• _TASK_
Copy each line of the material below that includes the string "name".

• _DATA EXTRACT_

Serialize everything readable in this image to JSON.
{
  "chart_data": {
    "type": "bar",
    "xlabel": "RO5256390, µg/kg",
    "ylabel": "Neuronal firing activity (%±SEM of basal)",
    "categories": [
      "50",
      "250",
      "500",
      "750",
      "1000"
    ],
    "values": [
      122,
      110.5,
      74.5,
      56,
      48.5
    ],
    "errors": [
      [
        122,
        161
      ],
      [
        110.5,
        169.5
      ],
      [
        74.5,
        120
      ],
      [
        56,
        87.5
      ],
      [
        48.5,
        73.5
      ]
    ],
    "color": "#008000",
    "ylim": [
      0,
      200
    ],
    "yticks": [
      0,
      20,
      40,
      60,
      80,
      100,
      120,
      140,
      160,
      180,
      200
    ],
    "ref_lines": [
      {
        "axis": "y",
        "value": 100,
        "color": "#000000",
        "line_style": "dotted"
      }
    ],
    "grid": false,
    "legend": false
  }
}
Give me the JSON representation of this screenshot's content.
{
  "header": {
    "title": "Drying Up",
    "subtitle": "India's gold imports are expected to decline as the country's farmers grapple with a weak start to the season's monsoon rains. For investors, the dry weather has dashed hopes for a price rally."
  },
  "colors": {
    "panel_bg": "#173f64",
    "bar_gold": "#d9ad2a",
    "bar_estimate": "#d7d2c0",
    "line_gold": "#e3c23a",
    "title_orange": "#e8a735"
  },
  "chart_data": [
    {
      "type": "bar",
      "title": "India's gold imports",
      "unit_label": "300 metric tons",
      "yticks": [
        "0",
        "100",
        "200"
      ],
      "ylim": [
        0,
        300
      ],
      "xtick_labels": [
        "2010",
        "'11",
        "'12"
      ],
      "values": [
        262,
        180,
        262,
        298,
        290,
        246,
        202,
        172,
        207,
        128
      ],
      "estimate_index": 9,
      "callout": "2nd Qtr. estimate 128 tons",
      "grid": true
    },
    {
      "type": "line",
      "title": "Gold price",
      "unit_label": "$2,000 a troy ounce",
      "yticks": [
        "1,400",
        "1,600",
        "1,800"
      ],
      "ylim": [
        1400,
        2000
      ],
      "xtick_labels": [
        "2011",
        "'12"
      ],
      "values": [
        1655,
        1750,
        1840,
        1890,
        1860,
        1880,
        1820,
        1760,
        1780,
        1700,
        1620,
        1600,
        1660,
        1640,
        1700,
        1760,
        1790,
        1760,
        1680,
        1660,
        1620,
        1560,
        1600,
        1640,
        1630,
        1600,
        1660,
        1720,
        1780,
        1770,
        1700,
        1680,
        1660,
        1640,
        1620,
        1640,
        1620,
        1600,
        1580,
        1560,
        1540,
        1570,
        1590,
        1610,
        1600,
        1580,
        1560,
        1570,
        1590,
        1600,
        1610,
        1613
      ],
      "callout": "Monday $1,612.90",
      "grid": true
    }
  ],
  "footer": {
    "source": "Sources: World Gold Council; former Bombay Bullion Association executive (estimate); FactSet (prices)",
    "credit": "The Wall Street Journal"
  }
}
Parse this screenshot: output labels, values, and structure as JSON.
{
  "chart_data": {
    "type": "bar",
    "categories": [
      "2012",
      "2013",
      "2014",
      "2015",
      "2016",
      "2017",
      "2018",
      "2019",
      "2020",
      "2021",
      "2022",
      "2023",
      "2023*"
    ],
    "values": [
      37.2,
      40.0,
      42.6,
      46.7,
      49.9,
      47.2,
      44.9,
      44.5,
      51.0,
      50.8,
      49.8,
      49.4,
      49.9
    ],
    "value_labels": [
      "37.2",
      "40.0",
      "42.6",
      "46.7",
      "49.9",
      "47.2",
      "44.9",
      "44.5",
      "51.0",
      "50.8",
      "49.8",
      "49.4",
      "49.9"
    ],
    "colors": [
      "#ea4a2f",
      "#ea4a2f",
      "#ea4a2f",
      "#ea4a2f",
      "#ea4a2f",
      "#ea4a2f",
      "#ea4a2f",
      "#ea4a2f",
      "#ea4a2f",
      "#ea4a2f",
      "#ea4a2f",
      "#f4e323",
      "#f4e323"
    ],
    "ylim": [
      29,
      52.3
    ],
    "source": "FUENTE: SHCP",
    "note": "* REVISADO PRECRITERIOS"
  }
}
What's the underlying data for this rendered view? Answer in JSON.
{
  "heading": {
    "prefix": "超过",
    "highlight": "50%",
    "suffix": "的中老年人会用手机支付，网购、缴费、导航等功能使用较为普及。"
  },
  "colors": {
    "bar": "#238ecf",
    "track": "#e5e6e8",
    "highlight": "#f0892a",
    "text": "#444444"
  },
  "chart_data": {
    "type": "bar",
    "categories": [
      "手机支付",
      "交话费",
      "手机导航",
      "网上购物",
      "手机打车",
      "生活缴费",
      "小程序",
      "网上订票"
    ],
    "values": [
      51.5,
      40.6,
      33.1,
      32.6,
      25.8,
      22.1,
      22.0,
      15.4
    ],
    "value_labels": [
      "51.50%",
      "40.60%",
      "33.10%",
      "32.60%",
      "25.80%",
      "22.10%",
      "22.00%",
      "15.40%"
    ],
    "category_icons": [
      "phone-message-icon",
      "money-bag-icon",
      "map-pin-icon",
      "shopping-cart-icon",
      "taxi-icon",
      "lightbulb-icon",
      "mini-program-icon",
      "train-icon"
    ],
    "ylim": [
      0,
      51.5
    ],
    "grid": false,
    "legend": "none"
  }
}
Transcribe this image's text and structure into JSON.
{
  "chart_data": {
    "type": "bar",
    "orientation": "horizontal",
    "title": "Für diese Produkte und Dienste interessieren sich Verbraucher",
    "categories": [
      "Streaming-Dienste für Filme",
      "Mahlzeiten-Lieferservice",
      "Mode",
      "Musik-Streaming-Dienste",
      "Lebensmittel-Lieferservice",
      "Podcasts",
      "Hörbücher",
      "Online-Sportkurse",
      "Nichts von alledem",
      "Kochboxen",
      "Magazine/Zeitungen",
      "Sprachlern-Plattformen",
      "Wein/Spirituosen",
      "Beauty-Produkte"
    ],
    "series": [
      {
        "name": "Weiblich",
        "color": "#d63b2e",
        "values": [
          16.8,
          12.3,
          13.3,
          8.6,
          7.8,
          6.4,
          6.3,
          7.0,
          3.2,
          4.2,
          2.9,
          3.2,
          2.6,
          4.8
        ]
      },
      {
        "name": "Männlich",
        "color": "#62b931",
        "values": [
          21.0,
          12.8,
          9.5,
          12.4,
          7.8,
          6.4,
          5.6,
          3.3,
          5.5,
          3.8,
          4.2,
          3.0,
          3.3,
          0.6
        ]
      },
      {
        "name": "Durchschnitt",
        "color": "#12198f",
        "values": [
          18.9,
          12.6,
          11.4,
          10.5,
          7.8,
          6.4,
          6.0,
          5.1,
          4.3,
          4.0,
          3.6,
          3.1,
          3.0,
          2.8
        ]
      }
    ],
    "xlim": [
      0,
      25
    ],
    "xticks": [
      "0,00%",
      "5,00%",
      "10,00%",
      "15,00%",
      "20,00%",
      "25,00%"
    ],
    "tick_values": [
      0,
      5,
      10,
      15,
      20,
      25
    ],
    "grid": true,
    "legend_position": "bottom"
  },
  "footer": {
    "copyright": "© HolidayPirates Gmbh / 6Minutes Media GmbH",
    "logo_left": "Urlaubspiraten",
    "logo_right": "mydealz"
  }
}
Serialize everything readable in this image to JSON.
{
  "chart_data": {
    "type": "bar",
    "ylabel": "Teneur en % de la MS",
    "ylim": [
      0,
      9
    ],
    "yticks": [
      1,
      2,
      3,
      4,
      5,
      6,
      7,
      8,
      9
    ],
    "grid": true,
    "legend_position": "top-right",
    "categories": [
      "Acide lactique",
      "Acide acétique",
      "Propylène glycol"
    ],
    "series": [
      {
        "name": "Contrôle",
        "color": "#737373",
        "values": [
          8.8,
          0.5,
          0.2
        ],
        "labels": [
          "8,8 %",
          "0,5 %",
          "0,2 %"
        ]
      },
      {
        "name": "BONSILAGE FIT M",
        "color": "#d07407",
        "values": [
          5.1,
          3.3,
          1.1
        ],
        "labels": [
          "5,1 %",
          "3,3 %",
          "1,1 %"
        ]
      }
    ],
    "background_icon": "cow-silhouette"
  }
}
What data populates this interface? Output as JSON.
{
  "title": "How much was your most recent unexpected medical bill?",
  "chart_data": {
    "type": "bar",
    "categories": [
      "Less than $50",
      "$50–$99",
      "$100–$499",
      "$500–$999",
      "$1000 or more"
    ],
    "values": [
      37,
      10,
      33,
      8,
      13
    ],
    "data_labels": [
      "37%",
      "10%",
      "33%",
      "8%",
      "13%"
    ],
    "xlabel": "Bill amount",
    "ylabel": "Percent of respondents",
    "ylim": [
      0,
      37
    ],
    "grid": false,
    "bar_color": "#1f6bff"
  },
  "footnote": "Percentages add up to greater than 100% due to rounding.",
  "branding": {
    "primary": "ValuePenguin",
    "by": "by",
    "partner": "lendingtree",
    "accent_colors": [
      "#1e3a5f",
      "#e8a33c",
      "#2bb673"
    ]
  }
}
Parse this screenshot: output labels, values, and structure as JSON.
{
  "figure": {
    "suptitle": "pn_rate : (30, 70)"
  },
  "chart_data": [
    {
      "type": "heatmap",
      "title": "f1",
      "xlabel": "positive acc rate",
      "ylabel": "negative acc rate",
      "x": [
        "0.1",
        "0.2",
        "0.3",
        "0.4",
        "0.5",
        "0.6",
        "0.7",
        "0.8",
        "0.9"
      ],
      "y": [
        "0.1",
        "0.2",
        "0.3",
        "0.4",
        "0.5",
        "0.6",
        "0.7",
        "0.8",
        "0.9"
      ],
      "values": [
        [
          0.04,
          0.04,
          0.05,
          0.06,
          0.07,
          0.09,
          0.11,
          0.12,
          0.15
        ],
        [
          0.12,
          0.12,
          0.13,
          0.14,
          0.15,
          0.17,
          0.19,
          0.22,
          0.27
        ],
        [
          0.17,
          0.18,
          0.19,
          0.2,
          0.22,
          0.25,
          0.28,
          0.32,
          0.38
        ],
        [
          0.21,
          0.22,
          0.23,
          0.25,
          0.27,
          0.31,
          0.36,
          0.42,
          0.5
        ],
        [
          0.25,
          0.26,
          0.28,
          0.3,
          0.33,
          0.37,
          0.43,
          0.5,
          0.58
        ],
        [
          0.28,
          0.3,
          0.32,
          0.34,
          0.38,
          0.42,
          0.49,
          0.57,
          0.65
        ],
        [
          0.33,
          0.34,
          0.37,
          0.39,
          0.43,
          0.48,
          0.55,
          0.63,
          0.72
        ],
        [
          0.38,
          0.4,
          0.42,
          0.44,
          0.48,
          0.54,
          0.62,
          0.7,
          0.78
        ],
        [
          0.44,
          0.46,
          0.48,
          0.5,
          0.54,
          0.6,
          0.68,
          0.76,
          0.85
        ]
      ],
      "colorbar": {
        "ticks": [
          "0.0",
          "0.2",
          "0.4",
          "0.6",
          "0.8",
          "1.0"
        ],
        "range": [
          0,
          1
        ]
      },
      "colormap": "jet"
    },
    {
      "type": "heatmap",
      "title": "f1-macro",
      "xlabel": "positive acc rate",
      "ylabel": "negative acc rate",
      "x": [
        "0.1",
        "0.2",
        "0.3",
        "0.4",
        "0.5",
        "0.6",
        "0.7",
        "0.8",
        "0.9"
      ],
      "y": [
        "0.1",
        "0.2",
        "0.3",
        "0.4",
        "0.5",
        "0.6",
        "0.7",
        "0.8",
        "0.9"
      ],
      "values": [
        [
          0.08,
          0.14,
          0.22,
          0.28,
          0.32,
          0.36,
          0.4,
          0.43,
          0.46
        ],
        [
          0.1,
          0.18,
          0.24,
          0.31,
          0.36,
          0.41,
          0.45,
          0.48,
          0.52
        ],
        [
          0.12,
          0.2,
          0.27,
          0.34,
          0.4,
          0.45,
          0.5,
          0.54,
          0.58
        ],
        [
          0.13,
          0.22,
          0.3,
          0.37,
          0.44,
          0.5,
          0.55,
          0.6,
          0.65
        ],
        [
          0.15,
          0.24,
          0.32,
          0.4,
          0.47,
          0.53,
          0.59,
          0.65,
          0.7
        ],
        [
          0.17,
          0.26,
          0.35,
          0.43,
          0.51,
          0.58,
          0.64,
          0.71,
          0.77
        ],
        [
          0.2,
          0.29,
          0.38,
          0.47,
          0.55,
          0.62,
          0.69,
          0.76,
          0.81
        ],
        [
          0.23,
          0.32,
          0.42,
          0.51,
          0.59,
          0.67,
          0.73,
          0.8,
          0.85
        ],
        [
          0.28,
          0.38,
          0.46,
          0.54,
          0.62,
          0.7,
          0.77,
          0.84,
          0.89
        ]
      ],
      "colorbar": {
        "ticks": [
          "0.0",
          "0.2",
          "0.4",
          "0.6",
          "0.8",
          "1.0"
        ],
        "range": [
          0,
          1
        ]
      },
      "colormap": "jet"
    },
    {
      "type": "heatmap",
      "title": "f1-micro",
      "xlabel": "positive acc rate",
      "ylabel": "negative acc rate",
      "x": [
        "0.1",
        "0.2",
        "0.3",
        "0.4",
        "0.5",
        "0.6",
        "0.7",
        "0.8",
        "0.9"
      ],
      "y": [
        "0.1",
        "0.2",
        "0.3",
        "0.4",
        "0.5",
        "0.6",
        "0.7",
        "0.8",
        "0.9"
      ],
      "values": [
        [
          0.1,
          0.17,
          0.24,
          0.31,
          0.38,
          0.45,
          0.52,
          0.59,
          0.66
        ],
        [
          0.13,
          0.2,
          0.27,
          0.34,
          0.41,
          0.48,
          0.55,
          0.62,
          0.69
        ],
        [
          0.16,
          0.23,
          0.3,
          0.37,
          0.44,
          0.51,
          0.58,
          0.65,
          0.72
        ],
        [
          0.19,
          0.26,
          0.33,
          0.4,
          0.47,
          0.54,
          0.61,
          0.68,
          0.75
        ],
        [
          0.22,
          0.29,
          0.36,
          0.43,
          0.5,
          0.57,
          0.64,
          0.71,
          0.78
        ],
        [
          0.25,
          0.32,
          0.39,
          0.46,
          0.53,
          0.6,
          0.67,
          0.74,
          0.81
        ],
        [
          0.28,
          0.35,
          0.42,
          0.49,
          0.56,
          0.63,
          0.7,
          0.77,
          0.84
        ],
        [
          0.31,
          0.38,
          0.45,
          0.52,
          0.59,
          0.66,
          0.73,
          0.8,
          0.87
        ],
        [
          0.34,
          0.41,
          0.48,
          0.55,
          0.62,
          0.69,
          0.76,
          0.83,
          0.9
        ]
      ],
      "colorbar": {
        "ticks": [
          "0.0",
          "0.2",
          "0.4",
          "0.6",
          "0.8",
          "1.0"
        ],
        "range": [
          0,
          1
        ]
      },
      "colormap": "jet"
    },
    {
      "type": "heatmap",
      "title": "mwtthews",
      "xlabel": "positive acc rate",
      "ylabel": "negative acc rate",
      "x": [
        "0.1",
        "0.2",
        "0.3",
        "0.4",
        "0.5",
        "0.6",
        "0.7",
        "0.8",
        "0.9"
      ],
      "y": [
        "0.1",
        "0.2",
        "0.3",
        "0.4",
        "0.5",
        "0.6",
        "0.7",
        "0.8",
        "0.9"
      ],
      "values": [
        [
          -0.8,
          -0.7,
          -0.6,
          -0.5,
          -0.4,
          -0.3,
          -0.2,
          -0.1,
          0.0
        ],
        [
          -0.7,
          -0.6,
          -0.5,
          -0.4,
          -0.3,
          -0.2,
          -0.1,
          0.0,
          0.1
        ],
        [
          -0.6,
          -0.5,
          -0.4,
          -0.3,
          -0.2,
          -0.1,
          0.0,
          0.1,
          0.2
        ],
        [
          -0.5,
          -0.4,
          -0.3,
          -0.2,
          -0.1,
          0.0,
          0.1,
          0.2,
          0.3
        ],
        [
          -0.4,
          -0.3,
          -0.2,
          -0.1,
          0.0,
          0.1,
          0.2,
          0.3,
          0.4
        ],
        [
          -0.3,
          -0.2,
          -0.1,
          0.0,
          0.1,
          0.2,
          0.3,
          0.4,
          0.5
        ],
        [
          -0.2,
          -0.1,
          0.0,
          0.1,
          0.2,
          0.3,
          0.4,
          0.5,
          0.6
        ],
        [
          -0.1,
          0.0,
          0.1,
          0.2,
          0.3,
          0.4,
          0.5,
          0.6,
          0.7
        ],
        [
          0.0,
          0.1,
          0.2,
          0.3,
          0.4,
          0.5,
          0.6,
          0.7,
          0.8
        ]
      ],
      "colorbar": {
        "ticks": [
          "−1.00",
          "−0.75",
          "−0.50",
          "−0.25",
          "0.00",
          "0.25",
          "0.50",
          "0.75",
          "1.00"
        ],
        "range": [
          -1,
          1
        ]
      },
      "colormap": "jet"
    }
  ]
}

• _WORKED SOLUTION_
        "name": "Weiblich",
        "name": "Männlich",
        "name": "Durchschnitt",
        "name": "Contrôle",
        "name": "BONSILAGE FIT M",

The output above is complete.